Extracted data entries
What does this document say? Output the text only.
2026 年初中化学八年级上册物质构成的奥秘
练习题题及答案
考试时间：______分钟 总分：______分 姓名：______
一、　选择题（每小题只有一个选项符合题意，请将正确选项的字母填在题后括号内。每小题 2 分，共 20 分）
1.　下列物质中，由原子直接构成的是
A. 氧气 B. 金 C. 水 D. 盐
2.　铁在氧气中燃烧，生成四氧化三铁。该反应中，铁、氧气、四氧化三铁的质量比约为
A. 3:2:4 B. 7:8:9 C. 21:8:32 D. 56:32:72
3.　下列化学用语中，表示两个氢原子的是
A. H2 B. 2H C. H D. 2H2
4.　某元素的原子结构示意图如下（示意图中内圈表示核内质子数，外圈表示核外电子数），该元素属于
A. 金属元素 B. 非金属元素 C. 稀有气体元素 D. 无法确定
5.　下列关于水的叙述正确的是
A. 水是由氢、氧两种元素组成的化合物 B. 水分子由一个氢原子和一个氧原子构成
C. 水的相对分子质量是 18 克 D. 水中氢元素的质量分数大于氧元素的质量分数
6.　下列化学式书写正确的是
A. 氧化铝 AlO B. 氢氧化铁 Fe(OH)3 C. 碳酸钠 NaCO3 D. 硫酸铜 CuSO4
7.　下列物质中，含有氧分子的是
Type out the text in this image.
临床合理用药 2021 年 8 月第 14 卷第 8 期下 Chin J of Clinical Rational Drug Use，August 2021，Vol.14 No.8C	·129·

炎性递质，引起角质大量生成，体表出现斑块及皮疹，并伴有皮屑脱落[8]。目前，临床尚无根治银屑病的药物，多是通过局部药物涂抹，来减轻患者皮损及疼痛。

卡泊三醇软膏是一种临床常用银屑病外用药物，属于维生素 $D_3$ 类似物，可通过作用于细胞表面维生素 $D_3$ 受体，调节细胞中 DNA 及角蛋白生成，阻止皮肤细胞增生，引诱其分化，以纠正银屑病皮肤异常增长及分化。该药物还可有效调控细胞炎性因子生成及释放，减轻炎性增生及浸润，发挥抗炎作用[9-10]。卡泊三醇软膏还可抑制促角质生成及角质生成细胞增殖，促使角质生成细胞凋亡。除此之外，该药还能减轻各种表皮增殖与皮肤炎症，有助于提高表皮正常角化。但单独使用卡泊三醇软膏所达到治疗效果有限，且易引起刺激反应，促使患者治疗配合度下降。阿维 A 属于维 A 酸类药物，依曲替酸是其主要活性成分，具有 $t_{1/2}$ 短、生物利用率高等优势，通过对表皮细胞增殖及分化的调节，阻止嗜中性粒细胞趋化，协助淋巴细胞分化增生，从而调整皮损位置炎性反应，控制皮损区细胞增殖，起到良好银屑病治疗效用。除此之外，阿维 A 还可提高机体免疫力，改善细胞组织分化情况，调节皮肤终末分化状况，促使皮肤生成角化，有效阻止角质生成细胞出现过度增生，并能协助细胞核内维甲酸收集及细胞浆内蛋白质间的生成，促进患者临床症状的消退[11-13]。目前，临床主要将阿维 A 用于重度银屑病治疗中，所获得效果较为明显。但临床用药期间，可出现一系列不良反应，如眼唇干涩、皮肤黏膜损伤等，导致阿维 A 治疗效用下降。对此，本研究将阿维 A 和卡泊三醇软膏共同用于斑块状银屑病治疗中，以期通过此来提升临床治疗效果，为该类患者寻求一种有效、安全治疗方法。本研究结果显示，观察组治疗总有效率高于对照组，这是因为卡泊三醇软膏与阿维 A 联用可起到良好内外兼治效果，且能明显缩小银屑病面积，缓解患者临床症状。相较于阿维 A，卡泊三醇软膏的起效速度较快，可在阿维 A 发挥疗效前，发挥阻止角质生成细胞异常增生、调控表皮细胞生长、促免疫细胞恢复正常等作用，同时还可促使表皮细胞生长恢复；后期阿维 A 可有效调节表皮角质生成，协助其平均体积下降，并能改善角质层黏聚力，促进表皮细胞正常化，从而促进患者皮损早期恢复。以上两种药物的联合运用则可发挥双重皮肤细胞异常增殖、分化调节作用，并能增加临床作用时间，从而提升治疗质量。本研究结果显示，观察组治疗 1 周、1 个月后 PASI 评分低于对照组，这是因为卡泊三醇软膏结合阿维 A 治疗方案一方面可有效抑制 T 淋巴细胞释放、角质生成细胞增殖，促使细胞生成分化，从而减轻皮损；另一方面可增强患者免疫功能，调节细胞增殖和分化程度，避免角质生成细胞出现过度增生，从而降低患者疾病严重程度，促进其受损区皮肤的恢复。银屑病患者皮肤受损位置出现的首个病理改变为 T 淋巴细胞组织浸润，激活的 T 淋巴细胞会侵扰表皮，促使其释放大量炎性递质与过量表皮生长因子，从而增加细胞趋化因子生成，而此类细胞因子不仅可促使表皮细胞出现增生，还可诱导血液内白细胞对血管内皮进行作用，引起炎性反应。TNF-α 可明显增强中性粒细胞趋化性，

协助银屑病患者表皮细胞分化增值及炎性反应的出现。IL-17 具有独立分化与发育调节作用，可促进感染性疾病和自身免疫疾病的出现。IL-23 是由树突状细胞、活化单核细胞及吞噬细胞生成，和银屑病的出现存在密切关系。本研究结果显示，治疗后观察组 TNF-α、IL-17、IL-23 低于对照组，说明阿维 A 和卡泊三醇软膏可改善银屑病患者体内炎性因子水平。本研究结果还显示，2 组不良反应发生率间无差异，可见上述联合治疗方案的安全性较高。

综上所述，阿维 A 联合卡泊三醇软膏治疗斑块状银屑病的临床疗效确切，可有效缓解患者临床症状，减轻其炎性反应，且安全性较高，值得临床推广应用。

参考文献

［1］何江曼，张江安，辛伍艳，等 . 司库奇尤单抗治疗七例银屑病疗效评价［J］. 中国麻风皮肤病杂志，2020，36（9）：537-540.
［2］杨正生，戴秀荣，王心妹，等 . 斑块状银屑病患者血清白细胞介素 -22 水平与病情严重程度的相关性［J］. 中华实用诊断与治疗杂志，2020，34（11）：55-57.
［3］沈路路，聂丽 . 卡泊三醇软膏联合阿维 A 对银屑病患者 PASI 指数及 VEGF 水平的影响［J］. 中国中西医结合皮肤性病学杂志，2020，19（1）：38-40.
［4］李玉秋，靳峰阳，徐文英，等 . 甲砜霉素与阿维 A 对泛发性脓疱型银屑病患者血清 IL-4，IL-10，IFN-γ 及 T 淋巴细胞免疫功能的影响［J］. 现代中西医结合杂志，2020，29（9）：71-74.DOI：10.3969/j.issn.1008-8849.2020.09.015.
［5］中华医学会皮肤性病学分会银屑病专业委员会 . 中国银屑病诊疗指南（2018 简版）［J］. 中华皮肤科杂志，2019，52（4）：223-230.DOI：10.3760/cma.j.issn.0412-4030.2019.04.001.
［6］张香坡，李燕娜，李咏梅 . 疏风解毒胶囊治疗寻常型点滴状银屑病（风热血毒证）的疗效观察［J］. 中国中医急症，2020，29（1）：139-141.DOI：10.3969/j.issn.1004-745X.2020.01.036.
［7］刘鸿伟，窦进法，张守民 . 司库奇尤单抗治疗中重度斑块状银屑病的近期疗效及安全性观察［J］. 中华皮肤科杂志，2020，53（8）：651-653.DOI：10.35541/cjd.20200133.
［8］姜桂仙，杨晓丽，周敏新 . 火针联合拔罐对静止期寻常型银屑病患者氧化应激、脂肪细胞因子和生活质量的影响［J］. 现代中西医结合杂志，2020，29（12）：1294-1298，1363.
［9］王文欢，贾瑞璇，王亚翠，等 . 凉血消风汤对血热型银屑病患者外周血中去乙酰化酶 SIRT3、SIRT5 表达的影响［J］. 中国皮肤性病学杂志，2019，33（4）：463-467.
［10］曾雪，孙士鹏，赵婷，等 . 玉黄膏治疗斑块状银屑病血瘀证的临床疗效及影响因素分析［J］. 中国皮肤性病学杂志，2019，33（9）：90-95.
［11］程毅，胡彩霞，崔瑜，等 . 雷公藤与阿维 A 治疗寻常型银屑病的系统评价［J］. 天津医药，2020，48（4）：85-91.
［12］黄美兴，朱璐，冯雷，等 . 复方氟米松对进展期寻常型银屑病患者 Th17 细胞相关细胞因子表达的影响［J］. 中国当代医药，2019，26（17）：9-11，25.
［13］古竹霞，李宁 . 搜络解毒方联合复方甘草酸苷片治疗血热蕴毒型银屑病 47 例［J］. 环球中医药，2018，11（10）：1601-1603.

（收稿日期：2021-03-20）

INSTRUCTIONS TO FOLLOW: Search the data above for the string "issn" and return every line that has it.

RESULT OF THIS TASK:
［4］李玉秋，靳峰阳，徐文英，等 . 甲砜霉素与阿维 A 对泛发性脓疱型银屑病患者血清 IL-4，IL-10，IFN-γ 及 T 淋巴细胞免疫功能的影响［J］. 现代中西医结合杂志，2020，29（9）：71-74.DOI：10.3969/j.issn.1008-8849.2020.09.015.
［5］中华医学会皮肤性病学分会银屑病专业委员会 . 中国银屑病诊疗指南（2018 简版）［J］. 中华皮肤科杂志，2019，52（4）：223-230.DOI：10.3760/cma.j.issn.0412-4030.2019.04.001.
［6］张香坡，李燕娜，李咏梅 . 疏风解毒胶囊治疗寻常型点滴状银屑病（风热血毒证）的疗效观察［J］. 中国中医急症，2020，29（1）：139-141.DOI：10.3969/j.issn.1004-745X.2020.01.036.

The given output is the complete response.